▶ _PROBLEM TO SOLVE_:
Rename every "screw-terminal-icon" in the entries below to "terminal-screw-icon", and leave everything else in them unchanged.

>> start

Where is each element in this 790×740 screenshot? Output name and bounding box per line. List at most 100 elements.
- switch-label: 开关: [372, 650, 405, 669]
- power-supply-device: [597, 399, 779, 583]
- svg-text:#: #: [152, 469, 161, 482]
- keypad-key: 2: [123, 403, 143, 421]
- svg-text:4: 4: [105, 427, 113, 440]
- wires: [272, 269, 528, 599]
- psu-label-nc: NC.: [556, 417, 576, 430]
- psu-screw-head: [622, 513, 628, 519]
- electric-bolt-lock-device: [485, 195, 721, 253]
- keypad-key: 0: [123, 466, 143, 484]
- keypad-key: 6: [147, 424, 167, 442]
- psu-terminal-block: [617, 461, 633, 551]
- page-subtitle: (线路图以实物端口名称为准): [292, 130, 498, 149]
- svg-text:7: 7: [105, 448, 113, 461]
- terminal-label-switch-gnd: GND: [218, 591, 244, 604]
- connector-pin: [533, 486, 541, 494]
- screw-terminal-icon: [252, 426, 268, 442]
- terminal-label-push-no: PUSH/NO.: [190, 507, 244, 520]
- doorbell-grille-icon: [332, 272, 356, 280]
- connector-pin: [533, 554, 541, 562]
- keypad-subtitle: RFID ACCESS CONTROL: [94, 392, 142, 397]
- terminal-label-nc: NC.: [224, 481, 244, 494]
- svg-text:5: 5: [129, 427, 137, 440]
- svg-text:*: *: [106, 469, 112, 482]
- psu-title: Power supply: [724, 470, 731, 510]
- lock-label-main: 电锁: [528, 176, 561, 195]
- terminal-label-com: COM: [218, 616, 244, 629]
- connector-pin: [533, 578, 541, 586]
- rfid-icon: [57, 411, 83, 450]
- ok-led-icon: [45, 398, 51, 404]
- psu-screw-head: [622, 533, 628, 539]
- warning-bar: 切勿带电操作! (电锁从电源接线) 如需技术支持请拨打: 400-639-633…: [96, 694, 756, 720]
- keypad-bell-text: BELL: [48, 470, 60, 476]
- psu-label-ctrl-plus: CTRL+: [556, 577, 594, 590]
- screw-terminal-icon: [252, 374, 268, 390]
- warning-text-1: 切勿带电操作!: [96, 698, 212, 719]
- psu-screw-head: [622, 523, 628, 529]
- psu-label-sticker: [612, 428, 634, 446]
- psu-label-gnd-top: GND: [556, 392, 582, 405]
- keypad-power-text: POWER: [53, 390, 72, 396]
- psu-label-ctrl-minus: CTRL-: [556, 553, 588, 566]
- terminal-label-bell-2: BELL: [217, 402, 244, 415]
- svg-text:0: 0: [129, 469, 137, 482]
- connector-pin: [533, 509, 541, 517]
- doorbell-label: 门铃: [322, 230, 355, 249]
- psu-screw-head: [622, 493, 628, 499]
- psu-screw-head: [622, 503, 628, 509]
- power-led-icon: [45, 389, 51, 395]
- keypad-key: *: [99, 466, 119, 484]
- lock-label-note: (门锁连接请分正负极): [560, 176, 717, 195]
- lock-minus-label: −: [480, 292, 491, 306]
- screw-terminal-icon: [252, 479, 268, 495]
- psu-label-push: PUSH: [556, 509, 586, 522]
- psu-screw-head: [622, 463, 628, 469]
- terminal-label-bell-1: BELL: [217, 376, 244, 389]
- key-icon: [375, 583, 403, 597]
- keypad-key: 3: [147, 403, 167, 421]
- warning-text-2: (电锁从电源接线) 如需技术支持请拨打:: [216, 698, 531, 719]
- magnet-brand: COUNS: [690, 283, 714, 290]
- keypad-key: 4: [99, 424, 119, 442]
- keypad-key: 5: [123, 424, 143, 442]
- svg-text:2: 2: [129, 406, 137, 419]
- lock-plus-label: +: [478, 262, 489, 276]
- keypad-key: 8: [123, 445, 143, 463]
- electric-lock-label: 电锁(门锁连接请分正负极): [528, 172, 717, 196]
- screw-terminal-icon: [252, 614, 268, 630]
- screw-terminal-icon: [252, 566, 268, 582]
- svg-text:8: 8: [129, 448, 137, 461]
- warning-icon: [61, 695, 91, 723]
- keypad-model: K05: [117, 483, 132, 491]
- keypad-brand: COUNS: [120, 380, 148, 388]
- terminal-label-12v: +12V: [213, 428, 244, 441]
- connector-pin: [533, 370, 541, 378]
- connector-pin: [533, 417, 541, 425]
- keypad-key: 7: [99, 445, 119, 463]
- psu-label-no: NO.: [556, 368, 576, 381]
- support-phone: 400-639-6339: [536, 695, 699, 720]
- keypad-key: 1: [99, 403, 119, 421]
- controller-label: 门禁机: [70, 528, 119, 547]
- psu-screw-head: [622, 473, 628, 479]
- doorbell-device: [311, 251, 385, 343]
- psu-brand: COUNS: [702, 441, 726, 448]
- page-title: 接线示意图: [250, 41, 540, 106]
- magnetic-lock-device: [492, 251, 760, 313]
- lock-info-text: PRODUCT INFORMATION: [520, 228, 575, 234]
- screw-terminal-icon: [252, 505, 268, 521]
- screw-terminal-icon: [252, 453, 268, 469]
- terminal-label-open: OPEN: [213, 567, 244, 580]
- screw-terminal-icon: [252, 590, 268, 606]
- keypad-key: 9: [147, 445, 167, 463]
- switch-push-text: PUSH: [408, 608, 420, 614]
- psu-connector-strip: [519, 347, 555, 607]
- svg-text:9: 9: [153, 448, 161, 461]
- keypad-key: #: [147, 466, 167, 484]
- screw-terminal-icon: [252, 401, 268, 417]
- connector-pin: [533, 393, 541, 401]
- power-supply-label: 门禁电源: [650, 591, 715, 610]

>> end

▶ _SOLUTION TO THE EXERCISE_:
Where is each element in this 790×740 screenshot? Output name and bounding box per line. List at most 100 elements.
- switch-label: 开关: [372, 650, 405, 669]
- power-supply-device: [597, 399, 779, 583]
- svg-text:#: #: [152, 469, 161, 482]
- keypad-key: 2: [123, 403, 143, 421]
- svg-text:4: 4: [105, 427, 113, 440]
- wires: [272, 269, 528, 599]
- psu-label-nc: NC.: [556, 417, 576, 430]
- psu-screw-head: [622, 513, 628, 519]
- electric-bolt-lock-device: [485, 195, 721, 253]
- keypad-key: 0: [123, 466, 143, 484]
- keypad-key: 6: [147, 424, 167, 442]
- psu-terminal-block: [617, 461, 633, 551]
- page-subtitle: (线路图以实物端口名称为准): [292, 130, 498, 149]
- svg-text:7: 7: [105, 448, 113, 461]
- terminal-label-switch-gnd: GND: [218, 591, 244, 604]
- connector-pin: [533, 486, 541, 494]
- terminal-screw-icon: [252, 426, 268, 442]
- terminal-label-push-no: PUSH/NO.: [190, 507, 244, 520]
- doorbell-grille-icon: [332, 272, 356, 280]
- connector-pin: [533, 554, 541, 562]
- keypad-subtitle: RFID ACCESS CONTROL: [94, 392, 142, 397]
- terminal-label-nc: NC.: [224, 481, 244, 494]
- svg-text:5: 5: [129, 427, 137, 440]
- svg-text:*: *: [106, 469, 112, 482]
- psu-title: Power supply: [724, 470, 731, 510]
- lock-label-main: 电锁: [528, 176, 561, 195]
- terminal-label-com: COM: [218, 616, 244, 629]
- connector-pin: [533, 578, 541, 586]
- rfid-icon: [57, 411, 83, 450]
- ok-led-icon: [45, 398, 51, 404]
- psu-screw-head: [622, 533, 628, 539]
- warning-bar: 切勿带电操作! (电锁从电源接线) 如需技术支持请拨打: 400-639-633…: [96, 694, 756, 720]
- keypad-bell-text: BELL: [48, 470, 60, 476]
- psu-label-ctrl-plus: CTRL+: [556, 577, 594, 590]
- terminal-screw-icon: [252, 374, 268, 390]
- warning-text-1: 切勿带电操作!: [96, 698, 212, 719]
- psu-screw-head: [622, 523, 628, 529]
- psu-label-sticker: [612, 428, 634, 446]
- psu-label-gnd-top: GND: [556, 392, 582, 405]
- keypad-power-text: POWER: [53, 390, 72, 396]
- psu-label-ctrl-minus: CTRL-: [556, 553, 588, 566]
- terminal-label-bell-2: BELL: [217, 402, 244, 415]
- svg-text:0: 0: [129, 469, 137, 482]
- connector-pin: [533, 509, 541, 517]
- doorbell-label: 门铃: [322, 230, 355, 249]
- psu-screw-head: [622, 493, 628, 499]
- psu-screw-head: [622, 503, 628, 509]
- power-led-icon: [45, 389, 51, 395]
- keypad-key: *: [99, 466, 119, 484]
- lock-label-note: (门锁连接请分正负极): [560, 176, 717, 195]
- lock-minus-label: −: [480, 292, 491, 306]
- terminal-screw-icon: [252, 479, 268, 495]
- psu-label-push: PUSH: [556, 509, 586, 522]
- psu-screw-head: [622, 463, 628, 469]
- terminal-label-bell-1: BELL: [217, 376, 244, 389]
- key-icon: [375, 583, 403, 597]
- keypad-key: 3: [147, 403, 167, 421]
- warning-text-2: (电锁从电源接线) 如需技术支持请拨打:: [216, 698, 531, 719]
- magnet-brand: COUNS: [690, 283, 714, 290]
- keypad-key: 4: [99, 424, 119, 442]
- keypad-key: 5: [123, 424, 143, 442]
- svg-text:2: 2: [129, 406, 137, 419]
- lock-plus-label: +: [478, 262, 489, 276]
- keypad-key: 8: [123, 445, 143, 463]
- electric-lock-label: 电锁(门锁连接请分正负极): [528, 172, 717, 196]
- terminal-screw-icon: [252, 614, 268, 630]
- terminal-screw-icon: [252, 566, 268, 582]
- svg-text:8: 8: [129, 448, 137, 461]
- warning-icon: [61, 695, 91, 723]
- keypad-model: K05: [117, 483, 132, 491]
- keypad-brand: COUNS: [120, 380, 148, 388]
- terminal-label-12v: +12V: [213, 428, 244, 441]
- connector-pin: [533, 370, 541, 378]
- connector-pin: [533, 417, 541, 425]
- keypad-key: 7: [99, 445, 119, 463]
- psu-label-no: NO.: [556, 368, 576, 381]
- support-phone: 400-639-6339: [536, 695, 699, 720]
- keypad-key: 1: [99, 403, 119, 421]
- controller-label: 门禁机: [70, 528, 119, 547]
- psu-screw-head: [622, 473, 628, 479]
- doorbell-device: [311, 251, 385, 343]
- psu-brand: COUNS: [702, 441, 726, 448]
- page-title: 接线示意图: [250, 41, 540, 106]
- magnetic-lock-device: [492, 251, 760, 313]
- lock-info-text: PRODUCT INFORMATION: [520, 228, 575, 234]
- terminal-screw-icon: [252, 505, 268, 521]
- terminal-screw-icon: [252, 453, 268, 469]
- terminal-label-open: OPEN: [213, 567, 244, 580]
- terminal-screw-icon: [252, 590, 268, 606]
- keypad-key: 9: [147, 445, 167, 463]
- switch-push-text: PUSH: [408, 608, 420, 614]
- psu-connector-strip: [519, 347, 555, 607]
- svg-text:9: 9: [153, 448, 161, 461]
- keypad-key: #: [147, 466, 167, 484]
- terminal-screw-icon: [252, 401, 268, 417]
- connector-pin: [533, 393, 541, 401]
- power-supply-label: 门禁电源: [650, 591, 715, 610]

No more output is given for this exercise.